--- Exercise goal ---
Return all the data, word for word.

[Items from a figure collection]
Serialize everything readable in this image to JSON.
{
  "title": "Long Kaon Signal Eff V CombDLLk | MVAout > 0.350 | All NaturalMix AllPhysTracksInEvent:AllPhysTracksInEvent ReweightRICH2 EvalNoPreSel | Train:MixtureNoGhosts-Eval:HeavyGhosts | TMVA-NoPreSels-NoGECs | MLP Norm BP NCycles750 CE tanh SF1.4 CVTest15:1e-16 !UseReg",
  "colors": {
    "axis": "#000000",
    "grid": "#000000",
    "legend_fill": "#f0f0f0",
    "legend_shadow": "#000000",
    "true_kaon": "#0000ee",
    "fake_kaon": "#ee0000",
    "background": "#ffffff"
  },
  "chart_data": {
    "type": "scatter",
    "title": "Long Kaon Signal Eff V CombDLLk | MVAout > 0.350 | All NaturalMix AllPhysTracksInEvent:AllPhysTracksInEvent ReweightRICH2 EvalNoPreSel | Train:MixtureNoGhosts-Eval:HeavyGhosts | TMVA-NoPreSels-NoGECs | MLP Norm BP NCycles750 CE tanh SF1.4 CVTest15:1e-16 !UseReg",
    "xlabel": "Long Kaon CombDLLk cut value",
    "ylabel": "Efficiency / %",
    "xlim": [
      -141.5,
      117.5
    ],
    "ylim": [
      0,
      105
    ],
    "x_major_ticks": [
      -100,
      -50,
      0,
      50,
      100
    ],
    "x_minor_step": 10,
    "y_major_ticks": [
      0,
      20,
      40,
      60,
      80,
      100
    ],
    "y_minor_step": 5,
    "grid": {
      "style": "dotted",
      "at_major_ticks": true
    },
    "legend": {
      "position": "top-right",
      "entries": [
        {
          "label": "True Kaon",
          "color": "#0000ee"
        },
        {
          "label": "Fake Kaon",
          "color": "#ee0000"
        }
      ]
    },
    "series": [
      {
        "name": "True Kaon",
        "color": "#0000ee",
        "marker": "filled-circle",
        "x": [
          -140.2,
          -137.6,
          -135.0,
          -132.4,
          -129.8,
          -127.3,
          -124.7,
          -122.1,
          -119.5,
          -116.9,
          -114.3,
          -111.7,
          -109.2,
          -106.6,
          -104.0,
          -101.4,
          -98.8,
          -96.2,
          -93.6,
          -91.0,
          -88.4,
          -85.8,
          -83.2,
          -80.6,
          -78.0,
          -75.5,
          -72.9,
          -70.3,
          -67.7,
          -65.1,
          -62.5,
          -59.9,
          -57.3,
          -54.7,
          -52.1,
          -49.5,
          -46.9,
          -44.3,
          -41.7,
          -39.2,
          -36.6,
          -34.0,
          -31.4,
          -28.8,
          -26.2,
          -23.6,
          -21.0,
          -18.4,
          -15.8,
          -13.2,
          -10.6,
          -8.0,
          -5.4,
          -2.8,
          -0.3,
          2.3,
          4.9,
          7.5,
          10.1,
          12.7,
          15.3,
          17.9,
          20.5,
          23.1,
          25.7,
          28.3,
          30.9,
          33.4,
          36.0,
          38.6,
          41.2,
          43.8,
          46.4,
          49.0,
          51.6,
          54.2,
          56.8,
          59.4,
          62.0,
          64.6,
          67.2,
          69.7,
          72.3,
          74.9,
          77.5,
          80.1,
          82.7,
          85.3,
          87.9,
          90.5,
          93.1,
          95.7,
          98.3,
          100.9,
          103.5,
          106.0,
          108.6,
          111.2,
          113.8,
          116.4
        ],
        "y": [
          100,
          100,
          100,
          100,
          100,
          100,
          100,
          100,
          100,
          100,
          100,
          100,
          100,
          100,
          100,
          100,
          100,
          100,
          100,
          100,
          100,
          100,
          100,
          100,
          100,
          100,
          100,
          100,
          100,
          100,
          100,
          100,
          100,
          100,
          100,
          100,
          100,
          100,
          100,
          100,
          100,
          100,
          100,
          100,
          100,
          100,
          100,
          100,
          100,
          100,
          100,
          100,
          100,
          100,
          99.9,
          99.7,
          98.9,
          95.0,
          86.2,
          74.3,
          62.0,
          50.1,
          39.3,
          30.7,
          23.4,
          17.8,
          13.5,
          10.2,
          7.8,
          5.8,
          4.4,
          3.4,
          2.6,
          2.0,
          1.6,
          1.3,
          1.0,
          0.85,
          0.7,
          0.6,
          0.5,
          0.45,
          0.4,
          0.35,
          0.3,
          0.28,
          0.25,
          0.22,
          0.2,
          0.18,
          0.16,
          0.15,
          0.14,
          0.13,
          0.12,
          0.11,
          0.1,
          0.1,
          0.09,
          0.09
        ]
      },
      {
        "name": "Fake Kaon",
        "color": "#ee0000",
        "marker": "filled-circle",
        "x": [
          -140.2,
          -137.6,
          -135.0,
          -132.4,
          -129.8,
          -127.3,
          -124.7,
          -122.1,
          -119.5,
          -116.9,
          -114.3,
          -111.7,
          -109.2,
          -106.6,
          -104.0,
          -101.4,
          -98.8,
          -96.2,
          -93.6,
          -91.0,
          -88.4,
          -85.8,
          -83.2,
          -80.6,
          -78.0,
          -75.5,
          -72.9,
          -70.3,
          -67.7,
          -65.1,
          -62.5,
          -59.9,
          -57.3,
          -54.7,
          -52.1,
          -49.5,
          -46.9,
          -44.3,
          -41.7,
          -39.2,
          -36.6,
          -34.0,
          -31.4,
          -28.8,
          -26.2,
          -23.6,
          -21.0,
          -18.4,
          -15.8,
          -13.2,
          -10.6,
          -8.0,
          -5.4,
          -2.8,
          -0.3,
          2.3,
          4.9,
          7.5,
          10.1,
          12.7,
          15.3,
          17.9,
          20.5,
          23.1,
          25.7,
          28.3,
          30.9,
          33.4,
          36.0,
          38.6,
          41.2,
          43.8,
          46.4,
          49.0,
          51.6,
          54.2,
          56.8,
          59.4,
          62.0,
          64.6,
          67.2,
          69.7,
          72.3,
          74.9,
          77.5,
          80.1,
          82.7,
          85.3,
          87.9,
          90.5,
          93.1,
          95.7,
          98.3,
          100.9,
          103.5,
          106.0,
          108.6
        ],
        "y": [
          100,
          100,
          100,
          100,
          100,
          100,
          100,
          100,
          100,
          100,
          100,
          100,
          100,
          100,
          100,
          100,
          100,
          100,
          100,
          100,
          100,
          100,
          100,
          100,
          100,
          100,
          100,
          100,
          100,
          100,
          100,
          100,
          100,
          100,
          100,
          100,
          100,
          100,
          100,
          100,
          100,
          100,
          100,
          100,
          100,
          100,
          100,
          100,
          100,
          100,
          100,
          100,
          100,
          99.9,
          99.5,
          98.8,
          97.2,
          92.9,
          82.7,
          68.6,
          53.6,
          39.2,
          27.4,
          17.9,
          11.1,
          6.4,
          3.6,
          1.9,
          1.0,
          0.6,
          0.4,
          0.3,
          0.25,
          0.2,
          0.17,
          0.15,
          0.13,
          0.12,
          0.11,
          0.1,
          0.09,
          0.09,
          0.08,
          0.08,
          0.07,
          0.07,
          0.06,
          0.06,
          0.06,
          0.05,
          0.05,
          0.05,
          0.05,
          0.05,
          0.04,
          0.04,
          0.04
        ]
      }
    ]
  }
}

--- Answer ---
Serialize everything readable in this image to JSON.
{
  "title": "Long Kaon Signal Eff V CombDLLk | MVAout > 0.350 | All NaturalMix AllPhysTracksInEvent:AllPhysTracksInEvent ReweightRICH2 EvalNoPreSel | Train:MixtureNoGhosts-Eval:HeavyGhosts | TMVA-NoPreSels-NoGECs | MLP Norm BP NCycles750 CE tanh SF1.4 CVTest15:1e-16 !UseReg",
  "colors": {
    "axis": "#000000",
    "grid": "#000000",
    "legend_fill": "#f0f0f0",
    "legend_shadow": "#000000",
    "true_kaon": "#0000ee",
    "fake_kaon": "#ee0000",
    "background": "#ffffff"
  },
  "chart_data": {
    "type": "scatter",
    "title": "Long Kaon Signal Eff V CombDLLk | MVAout > 0.350 | All NaturalMix AllPhysTracksInEvent:AllPhysTracksInEvent ReweightRICH2 EvalNoPreSel | Train:MixtureNoGhosts-Eval:HeavyGhosts | TMVA-NoPreSels-NoGECs | MLP Norm BP NCycles750 CE tanh SF1.4 CVTest15:1e-16 !UseReg",
    "xlabel": "Long Kaon CombDLLk cut value",
    "ylabel": "Efficiency / %",
    "xlim": [
      -141.5,
      117.5
    ],
    "ylim": [
      0,
      105
    ],
    "x_major_ticks": [
      -100,
      -50,
      0,
      50,
      100
    ],
    "x_minor_step": 10,
    "y_major_ticks": [
      0,
      20,
      40,
      60,
      80,
      100
    ],
    "y_minor_step": 5,
    "grid": {
      "style": "dotted",
      "at_major_ticks": true
    },
    "legend": {
      "position": "top-right",
      "entries": [
        {
          "label": "True Kaon",
          "color": "#0000ee"
        },
        {
          "label": "Fake Kaon",
          "color": "#ee0000"
        }
      ]
    },
    "series": [
      {
        "name": "True Kaon",
        "color": "#0000ee",
        "marker": "filled-circle",
        "x": [
          -140.2,
          -137.6,
          -135.0,
          -132.4,
          -129.8,
          -127.3,
          -124.7,
          -122.1,
          -119.5,
          -116.9,
          -114.3,
          -111.7,
          -109.2,
          -106.6,
          -104.0,
          -101.4,
          -98.8,
          -96.2,
          -93.6,
          -91.0,
          -88.4,
          -85.8,
          -83.2,
          -80.6,
          -78.0,
          -75.5,
          -72.9,
          -70.3,
          -67.7,
          -65.1,
          -62.5,
          -59.9,
          -57.3,
          -54.7,
          -52.1,
          -49.5,
          -46.9,
          -44.3,
          -41.7,
          -39.2,
          -36.6,
          -34.0,
          -31.4,
          -28.8,
          -26.2,
          -23.6,
          -21.0,
          -18.4,
          -15.8,
          -13.2,
          -10.6,
          -8.0,
          -5.4,
          -2.8,
          -0.3,
          2.3,
          4.9,
          7.5,
          10.1,
          12.7,
          15.3,
          17.9,
          20.5,
          23.1,
          25.7,
          28.3,
          30.9,
          33.4,
          36.0,
          38.6,
          41.2,
          43.8,
          46.4,
          49.0,
          51.6,
          54.2,
          56.8,
          59.4,
          62.0,
          64.6,
          67.2,
          69.7,
          72.3,
          74.9,
          77.5,
          80.1,
          82.7,
          85.3,
          87.9,
          90.5,
          93.1,
          95.7,
          98.3,
          100.9,
          103.5,
          106.0,
          108.6,
          111.2,
          113.8,
          116.4
        ],
        "y": [
          100,
          100,
          100,
          100,
          100,
          100,
          100,
          100,
          100,
          100,
          100,
          100,
          100,
          100,
          100,
          100,
          100,
          100,
          100,
          100,
          100,
          100,
          100,
          100,
          100,
          100,
          100,
          100,
          100,
          100,
          100,
          100,
          100,
          100,
          100,
          100,
          100,
          100,
          100,
          100,
          100,
          100,
          100,
          100,
          100,
          100,
          100,
          100,
          100,
          100,
          100,
          100,
          100,
          100,
          99.9,
          99.7,
          98.9,
          95.0,
          86.2,
          74.3,
          62.0,
          50.1,
          39.3,
          30.7,
          23.4,
          17.8,
          13.5,
          10.2,
          7.8,
          5.8,
          4.4,
          3.4,
          2.6,
          2.0,
          1.6,
          1.3,
          1.0,
          0.85,
          0.7,
          0.6,
          0.5,
          0.45,
          0.4,
          0.35,
          0.3,
          0.28,
          0.25,
          0.22,
          0.2,
          0.18,
          0.16,
          0.15,
          0.14,
          0.13,
          0.12,
          0.11,
          0.1,
          0.1,
          0.09,
          0.09
        ]
      },
      {
        "name": "Fake Kaon",
        "color": "#ee0000",
        "marker": "filled-circle",
        "x": [
          -140.2,
          -137.6,
          -135.0,
          -132.4,
          -129.8,
          -127.3,
          -124.7,
          -122.1,
          -119.5,
          -116.9,
          -114.3,
          -111.7,
          -109.2,
          -106.6,
          -104.0,
          -101.4,
          -98.8,
          -96.2,
          -93.6,
          -91.0,
          -88.4,
          -85.8,
          -83.2,
          -80.6,
          -78.0,
          -75.5,
          -72.9,
          -70.3,
          -67.7,
          -65.1,
          -62.5,
          -59.9,
          -57.3,
          -54.7,
          -52.1,
          -49.5,
          -46.9,
          -44.3,
          -41.7,
          -39.2,
          -36.6,
          -34.0,
          -31.4,
          -28.8,
          -26.2,
          -23.6,
          -21.0,
          -18.4,
          -15.8,
          -13.2,
          -10.6,
          -8.0,
          -5.4,
          -2.8,
          -0.3,
          2.3,
          4.9,
          7.5,
          10.1,
          12.7,
          15.3,
          17.9,
          20.5,
          23.1,
          25.7,
          28.3,
          30.9,
          33.4,
          36.0,
          38.6,
          41.2,
          43.8,
          46.4,
          49.0,
          51.6,
          54.2,
          56.8,
          59.4,
          62.0,
          64.6,
          67.2,
          69.7,
          72.3,
          74.9,
          77.5,
          80.1,
          82.7,
          85.3,
          87.9,
          90.5,
          93.1,
          95.7,
          98.3,
          100.9,
          103.5,
          106.0,
          108.6
        ],
        "y": [
          100,
          100,
          100,
          100,
          100,
          100,
          100,
          100,
          100,
          100,
          100,
          100,
          100,
          100,
          100,
          100,
          100,
          100,
          100,
          100,
          100,
          100,
          100,
          100,
          100,
          100,
          100,
          100,
          100,
          100,
          100,
          100,
          100,
          100,
          100,
          100,
          100,
          100,
          100,
          100,
          100,
          100,
          100,
          100,
          100,
          100,
          100,
          100,
          100,
          100,
          100,
          100,
          100,
          99.9,
          99.5,
          98.8,
          97.2,
          92.9,
          82.7,
          68.6,
          53.6,
          39.2,
          27.4,
          17.9,
          11.1,
          6.4,
          3.6,
          1.9,
          1.0,
          0.6,
          0.4,
          0.3,
          0.25,
          0.2,
          0.17,
          0.15,
          0.13,
          0.12,
          0.11,
          0.1,
          0.09,
          0.09,
          0.08,
          0.08,
          0.07,
          0.07,
          0.06,
          0.06,
          0.06,
          0.05,
          0.05,
          0.05,
          0.05,
          0.05,
          0.04,
          0.04,
          0.04
        ]
      }
    ]
  }
}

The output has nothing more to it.